▶ [Task]: Reproduce the listing word for word, leaving every picture behind.
● ● ● ● ● ● ●
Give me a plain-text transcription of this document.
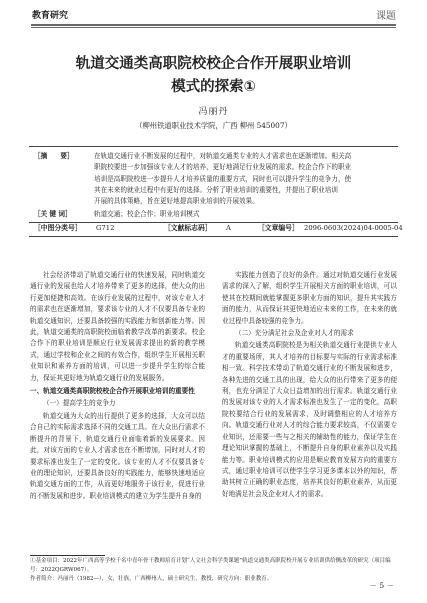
教育研究	课题
轨道交通类高职院校校企合作开展职业培训
模式的探索①
冯丽丹
（柳州铁道职业技术学院，广西 柳州 545007）
［摘　　要］	在轨道交通行业不断发展的过程中，对轨道交通类专业的人才需求也在逐渐增加。相关高
职院校要进一步加强该专业人才的培养，更好地满足行业发展的需求。校企合作下的职业
培训是高职院校进一步提升人才培养质量的重要方式，同时也可以提升学生的竞争力，使
其在未来的就业过程中有更好的选择。分析了职业培训的重要性，并提出了职业培训
开展的具体策略，旨在更好地提高职业培训的开展效果。
［关 键 词］	轨道交通；校企合作；职业培训模式
［中图分类号］ G712	［文献标志码］ A	［文章编号］ 2096-0603(2024)04-0005-04

社会经济带动了轨道交通行业的快速发展，同时轨道交通行业的发展也给人才培养带来了更多的选择，使大众的出行更加便捷和高效。在该行业发展的过程中，对该专业人才的需求也在逐渐增加，要求该专业的人才不仅要具备专业的轨道交通知识，还要具备较强的实践能力和创新能力等。因此，轨道交通类的高职院校面临着教学改革的新要求。校企合作下的职业培训是顺应行业发展需求提出的新的教学模式，通过学校和企业之间的有效合作，组织学生开展相关职业知识和素养方面的培训，可以进一步提升学生的综合能力，保证其更好地为轨道交通行业的发展服务。

一、轨道交通类高职院校校企合作开展职业培训的重要性
（一）提高学生的竞争力

轨道交通为大众的出行提供了更多的选择，大众可以结合自己的实际需求选择不同的交通工具。在大众出行需求不断提升的背景下，轨道交通行业面临着新的发展要求。因此，对该方面的专业人才需求也在不断增加，同时对人才的要求标准也发生了一定的变化。该专业的人才不仅要具备专业的理论知识，还要具备良好的实践能力，能够快速地适应轨道交通方面的工作，从而更好地服务于该行业，促进行业的不断发展和进步。职业培训模式的建立为学生提升自身的

实践能力创造了良好的条件。通过对轨道交通行业发展需求的深入了解，组织学生开展相关方面的职业培训，可以使其在校期间就能掌握更多职业方面的知识，提升其实践方面的能力，从而保证其更快地适应未来的工作，在未来的就业过程中具备较强的竞争力。

（二）充分满足社会及企业对人才的需求

轨道交通类高职院校是为相关轨道交通行业提供专业人才的重要场所，其人才培养的目标要与实际的行业需求标准相一致。科学技术带动了轨道交通行业的不断发展和进步，各种先进的交通工具的出现，给大众的出行带来了更多的便利，也充分满足了大众日益增加的出行需求。轨道交通行业的发展对该专业的人才需求标准也发生了一定的变化，高职院校要结合行业的发展需求，及时调整相应的人才培养方向。轨道交通行业对人才的综合能力要求较高，不仅需要专业知识，还需要一些与之相关的辅助性的能力，保证学生在理论知识掌握的基础上，不断提升自身的职业素养以及实践能力等。职业培训模式的应用是顺应教育发展方向的重要方式，通过职业培训可以使学生学习更多课本以外的知识，帮助其树立正确的职业态度，培养其良好的职业素养，从而更好地满足社会及企业对人才的需求。

①基金项目：2022年广西高等学校千名中青年骨干教师培育计划“人文社会科学类课题”轨道交通类高职院校开展专业培训供给侧改革的研究（项目编号：2022QGRW067）。
作者简介：冯丽丹（1982—），女，壮族，广西柳州人，硕士研究生，教授，研究方向：职业教育。
－ 5 －
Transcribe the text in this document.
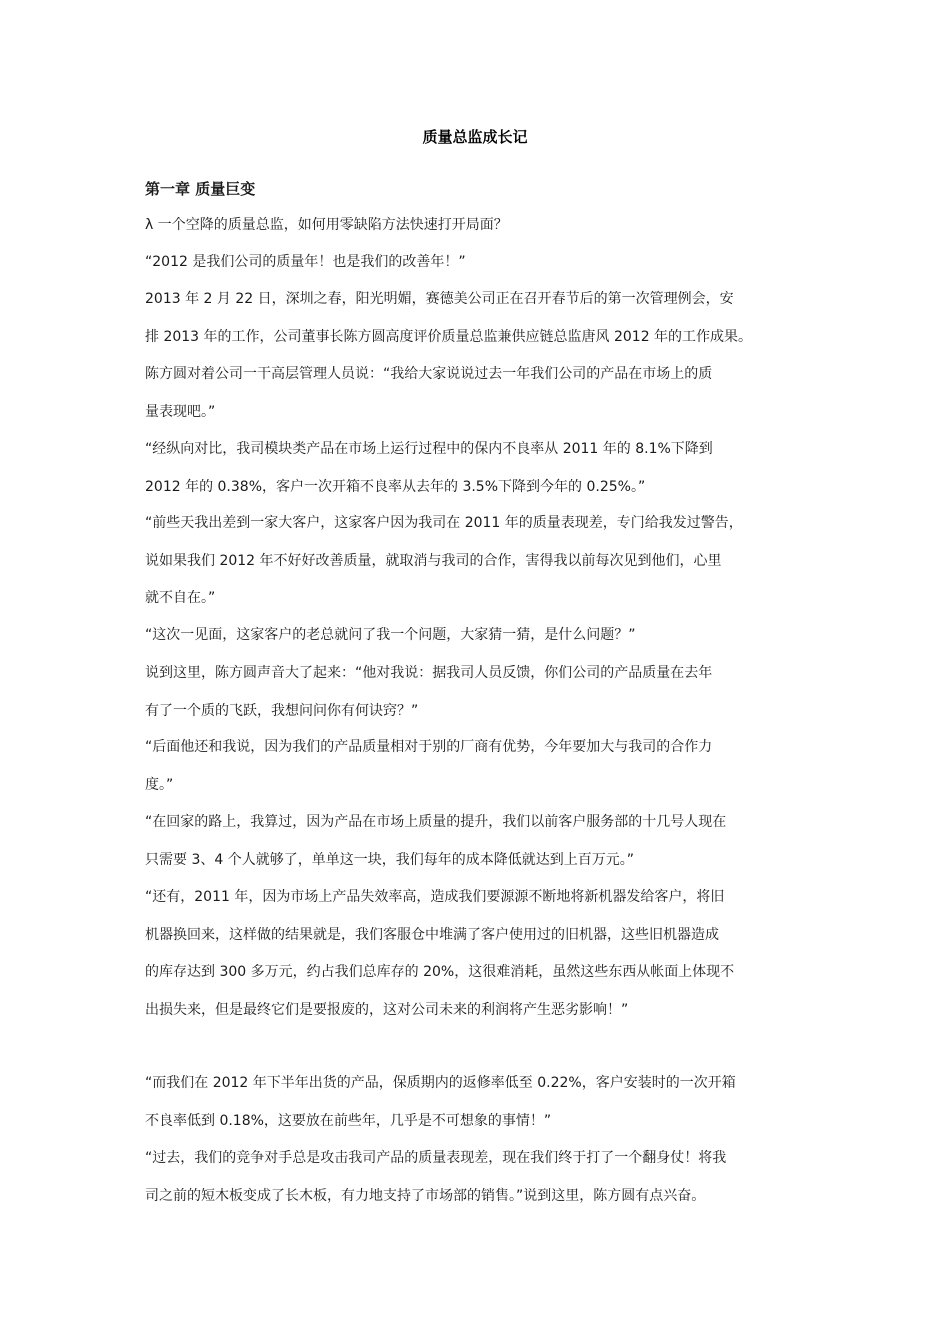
质量总监成长记
第一章 质量巨变
λ 一个空降的质量总监，如何用零缺陷方法快速打开局面？
“2012 是我们公司的质量年！也是我们的改善年！”
2013 年 2 月 22 日，深圳之春，阳光明媚，赛德美公司正在召开春节后的第一次管理例会，安
排 2013 年的工作，公司董事长陈方圆高度评价质量总监兼供应链总监唐风 2012 年的工作成果。
陈方圆对着公司一干高层管理人员说：“我给大家说说过去一年我们公司的产品在市场上的质
量表现吧。”
“经纵向对比，我司模块类产品在市场上运行过程中的保内不良率从 2011 年的 8.1%下降到
2012 年的 0.38%，客户一次开箱不良率从去年的 3.5%下降到今年的 0.25%。”
“前些天我出差到一家大客户，这家客户因为我司在 2011 年的质量表现差，专门给我发过警告，
说如果我们 2012 年不好好改善质量，就取消与我司的合作，害得我以前每次见到他们，心里
就不自在。”
“这次一见面，这家客户的老总就问了我一个问题，大家猜一猜，是什么问题？”
说到这里，陈方圆声音大了起来：“他对我说：据我司人员反馈，你们公司的产品质量在去年
有了一个质的飞跃，我想问问你有何诀窍？”
“后面他还和我说，因为我们的产品质量相对于别的厂商有优势，今年要加大与我司的合作力
度。”
“在回家的路上，我算过，因为产品在市场上质量的提升，我们以前客户服务部的十几号人现在
只需要 3、4 个人就够了，单单这一块，我们每年的成本降低就达到上百万元。”
“还有，2011 年，因为市场上产品失效率高，造成我们要源源不断地将新机器发给客户，将旧
机器换回来，这样做的结果就是，我们客服仓中堆满了客户使用过的旧机器，这些旧机器造成
的库存达到 300 多万元，约占我们总库存的 20%，这很难消耗，虽然这些东西从帐面上体现不
出损失来，但是最终它们是要报废的，这对公司未来的利润将产生恶劣影响！”
“而我们在 2012 年下半年出货的产品，保质期内的返修率低至 0.22%，客户安装时的一次开箱
不良率低到 0.18%，这要放在前些年，几乎是不可想象的事情！”
“过去，我们的竞争对手总是攻击我司产品的质量表现差，现在我们终于打了一个翻身仗！将我
司之前的短木板变成了长木板，有力地支持了市场部的销售。”说到这里，陈方圆有点兴奋。
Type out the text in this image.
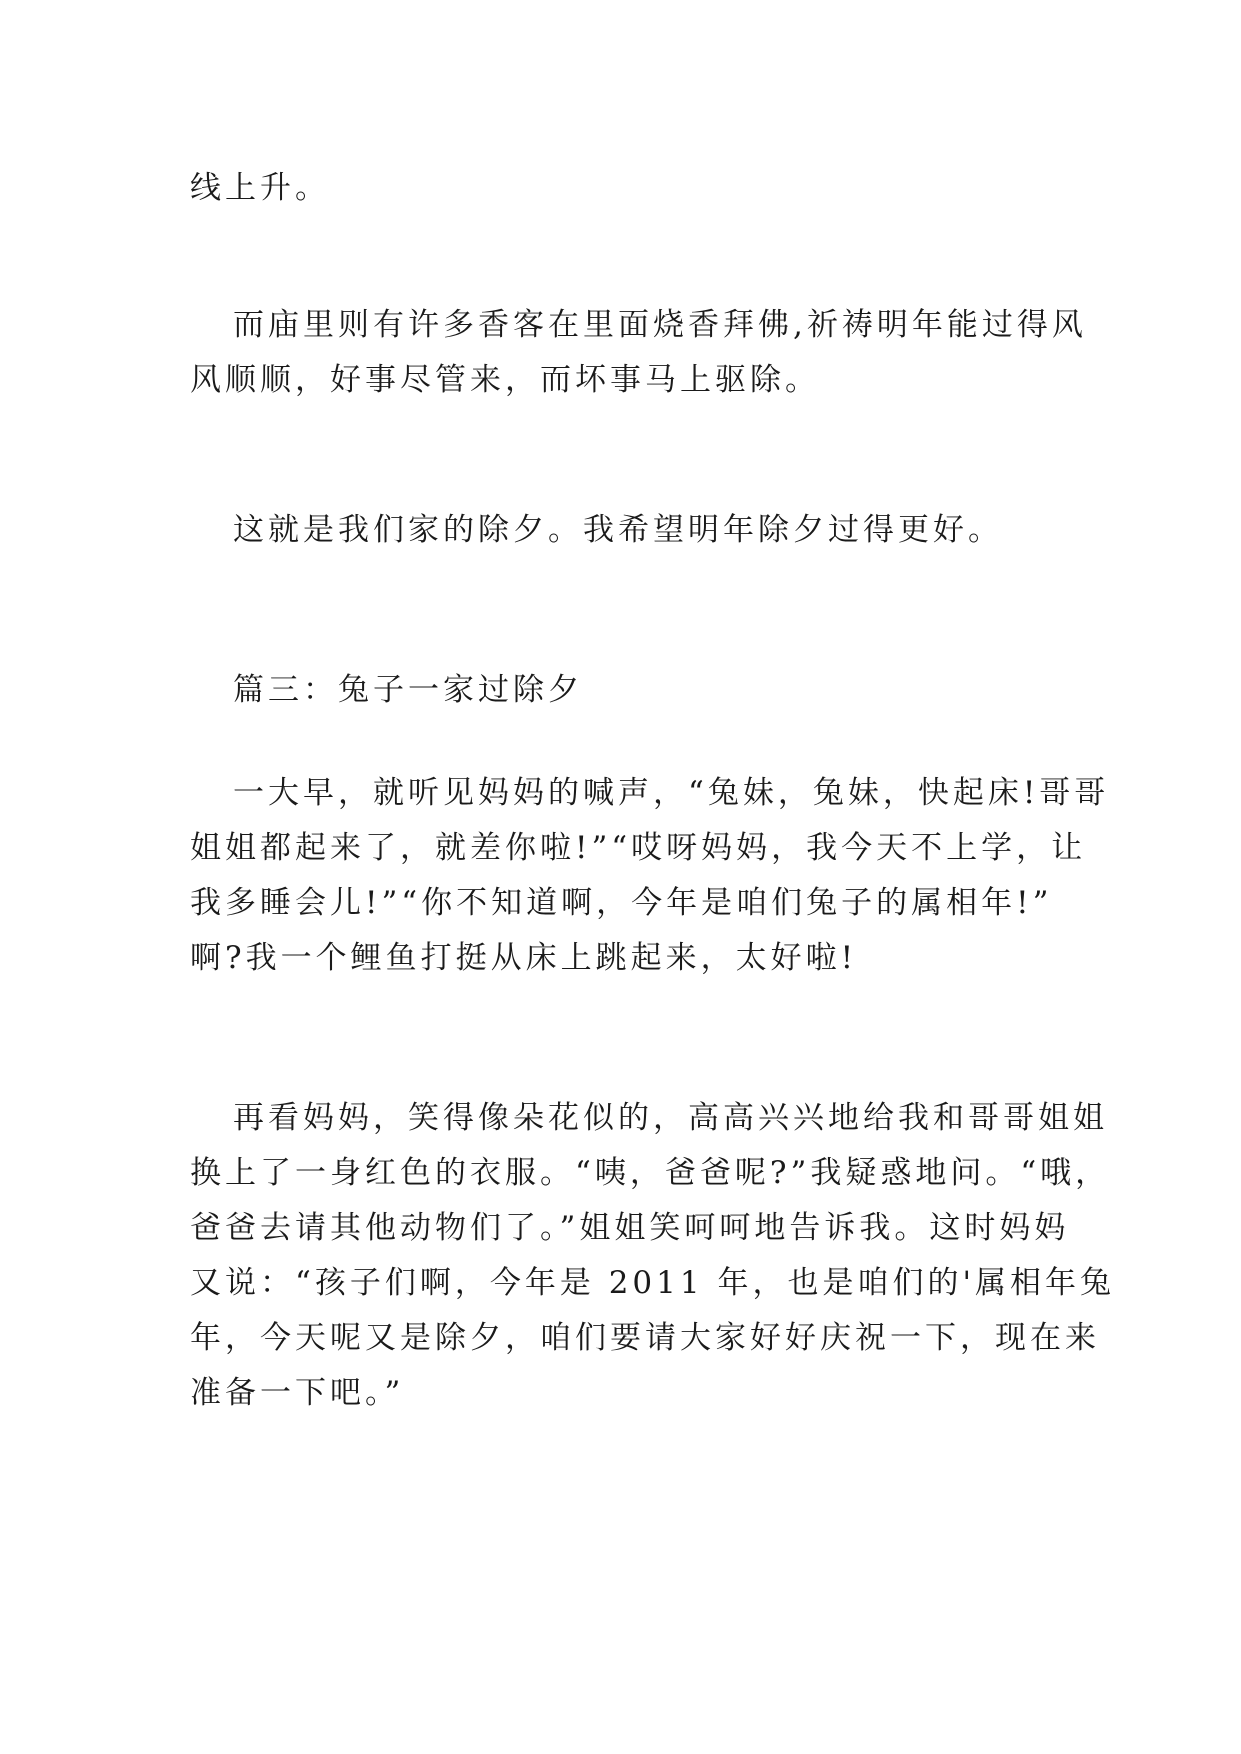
线上升。
而庙里则有许多香客在里面烧香拜佛,祈祷明年能过得风
风顺顺，好事尽管来，而坏事马上驱除。
这就是我们家的除夕。我希望明年除夕过得更好。
篇三：兔子一家过除夕
一大早，就听见妈妈的喊声，“兔妹，兔妹，快起床!哥哥
姐姐都起来了，就差你啦!”“哎呀妈妈，我今天不上学，让
我多睡会儿!”“你不知道啊，今年是咱们兔子的属相年!”
啊?我一个鲤鱼打挺从床上跳起来，太好啦!
再看妈妈，笑得像朵花似的，高高兴兴地给我和哥哥姐姐
换上了一身红色的衣服。“咦，爸爸呢?”我疑惑地问。“哦，
爸爸去请其他动物们了。”姐姐笑呵呵地告诉我。这时妈妈
又说：“孩子们啊，今年是 2011 年，也是咱们的'属相年兔
年，今天呢又是除夕，咱们要请大家好好庆祝一下，现在来
准备一下吧。”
● ● ● ● ● ● ●
▶ [Written answer]:
Give me a plain-text transcription of this document.
教育研究	课题
轨道交通类高职院校校企合作开展职业培训
模式的探索①
冯丽丹
（柳州铁道职业技术学院，广西 柳州 545007）
［摘　　要］	在轨道交通行业不断发展的过程中，对轨道交通类专业的人才需求也在逐渐增加。相关高
职院校要进一步加强该专业人才的培养，更好地满足行业发展的需求。校企合作下的职业
培训是高职院校进一步提升人才培养质量的重要方式，同时也可以提升学生的竞争力，使
其在未来的就业过程中有更好的选择。分析了职业培训的重要性，并提出了职业培训
开展的具体策略，旨在更好地提高职业培训的开展效果。
［关 键 词］	轨道交通；校企合作；职业培训模式
［中图分类号］ G712	［文献标志码］ A	［文章编号］ 2096-0603(2024)04-0005-04

社会经济带动了轨道交通行业的快速发展，同时轨道交通行业的发展也给人才培养带来了更多的选择，使大众的出行更加便捷和高效。在该行业发展的过程中，对该专业人才的需求也在逐渐增加，要求该专业的人才不仅要具备专业的轨道交通知识，还要具备较强的实践能力和创新能力等。因此，轨道交通类的高职院校面临着教学改革的新要求。校企合作下的职业培训是顺应行业发展需求提出的新的教学模式，通过学校和企业之间的有效合作，组织学生开展相关职业知识和素养方面的培训，可以进一步提升学生的综合能力，保证其更好地为轨道交通行业的发展服务。

一、轨道交通类高职院校校企合作开展职业培训的重要性
（一）提高学生的竞争力

轨道交通为大众的出行提供了更多的选择，大众可以结合自己的实际需求选择不同的交通工具。在大众出行需求不断提升的背景下，轨道交通行业面临着新的发展要求。因此，对该方面的专业人才需求也在不断增加，同时对人才的要求标准也发生了一定的变化。该专业的人才不仅要具备专业的理论知识，还要具备良好的实践能力，能够快速地适应轨道交通方面的工作，从而更好地服务于该行业，促进行业的不断发展和进步。职业培训模式的建立为学生提升自身的

实践能力创造了良好的条件。通过对轨道交通行业发展需求的深入了解，组织学生开展相关方面的职业培训，可以使其在校期间就能掌握更多职业方面的知识，提升其实践方面的能力，从而保证其更快地适应未来的工作，在未来的就业过程中具备较强的竞争力。

（二）充分满足社会及企业对人才的需求

轨道交通类高职院校是为相关轨道交通行业提供专业人才的重要场所，其人才培养的目标要与实际的行业需求标准相一致。科学技术带动了轨道交通行业的不断发展和进步，各种先进的交通工具的出现，给大众的出行带来了更多的便利，也充分满足了大众日益增加的出行需求。轨道交通行业的发展对该专业的人才需求标准也发生了一定的变化，高职院校要结合行业的发展需求，及时调整相应的人才培养方向。轨道交通行业对人才的综合能力要求较高，不仅需要专业知识，还需要一些与之相关的辅助性的能力，保证学生在理论知识掌握的基础上，不断提升自身的职业素养以及实践能力等。职业培训模式的应用是顺应教育发展方向的重要方式，通过职业培训可以使学生学习更多课本以外的知识，帮助其树立正确的职业态度，培养其良好的职业素养，从而更好地满足社会及企业对人才的需求。

①基金项目：2022年广西高等学校千名中青年骨干教师培育计划“人文社会科学类课题”轨道交通类高职院校开展专业培训供给侧改革的研究（项目编号：2022QGRW067）。
作者简介：冯丽丹（1982—），女，壮族，广西柳州人，硕士研究生，教授，研究方向：职业教育。
－ 5 －
Transcribe the text in this document.
质量总监成长记
第一章 质量巨变
λ 一个空降的质量总监，如何用零缺陷方法快速打开局面？
“2012 是我们公司的质量年！也是我们的改善年！”
2013 年 2 月 22 日，深圳之春，阳光明媚，赛德美公司正在召开春节后的第一次管理例会，安
排 2013 年的工作，公司董事长陈方圆高度评价质量总监兼供应链总监唐风 2012 年的工作成果。
陈方圆对着公司一干高层管理人员说：“我给大家说说过去一年我们公司的产品在市场上的质
量表现吧。”
“经纵向对比，我司模块类产品在市场上运行过程中的保内不良率从 2011 年的 8.1%下降到
2012 年的 0.38%，客户一次开箱不良率从去年的 3.5%下降到今年的 0.25%。”
“前些天我出差到一家大客户，这家客户因为我司在 2011 年的质量表现差，专门给我发过警告，
说如果我们 2012 年不好好改善质量，就取消与我司的合作，害得我以前每次见到他们，心里
就不自在。”
“这次一见面，这家客户的老总就问了我一个问题，大家猜一猜，是什么问题？”
说到这里，陈方圆声音大了起来：“他对我说：据我司人员反馈，你们公司的产品质量在去年
有了一个质的飞跃，我想问问你有何诀窍？”
“后面他还和我说，因为我们的产品质量相对于别的厂商有优势，今年要加大与我司的合作力
度。”
“在回家的路上，我算过，因为产品在市场上质量的提升，我们以前客户服务部的十几号人现在
只需要 3、4 个人就够了，单单这一块，我们每年的成本降低就达到上百万元。”
“还有，2011 年，因为市场上产品失效率高，造成我们要源源不断地将新机器发给客户，将旧
机器换回来，这样做的结果就是，我们客服仓中堆满了客户使用过的旧机器，这些旧机器造成
的库存达到 300 多万元，约占我们总库存的 20%，这很难消耗，虽然这些东西从帐面上体现不
出损失来，但是最终它们是要报废的，这对公司未来的利润将产生恶劣影响！”
“而我们在 2012 年下半年出货的产品，保质期内的返修率低至 0.22%，客户安装时的一次开箱
不良率低到 0.18%，这要放在前些年，几乎是不可想象的事情！”
“过去，我们的竞争对手总是攻击我司产品的质量表现差，现在我们终于打了一个翻身仗！将我
司之前的短木板变成了长木板，有力地支持了市场部的销售。”说到这里，陈方圆有点兴奋。
Type out the text in this image.
线上升。
而庙里则有许多香客在里面烧香拜佛,祈祷明年能过得风
风顺顺，好事尽管来，而坏事马上驱除。
这就是我们家的除夕。我希望明年除夕过得更好。
篇三：兔子一家过除夕
一大早，就听见妈妈的喊声，“兔妹，兔妹，快起床!哥哥
姐姐都起来了，就差你啦!”“哎呀妈妈，我今天不上学，让
我多睡会儿!”“你不知道啊，今年是咱们兔子的属相年!”
啊?我一个鲤鱼打挺从床上跳起来，太好啦!
再看妈妈，笑得像朵花似的，高高兴兴地给我和哥哥姐姐
换上了一身红色的衣服。“咦，爸爸呢?”我疑惑地问。“哦，
爸爸去请其他动物们了。”姐姐笑呵呵地告诉我。这时妈妈
又说：“孩子们啊，今年是 2011 年，也是咱们的'属相年兔
年，今天呢又是除夕，咱们要请大家好好庆祝一下，现在来
准备一下吧。”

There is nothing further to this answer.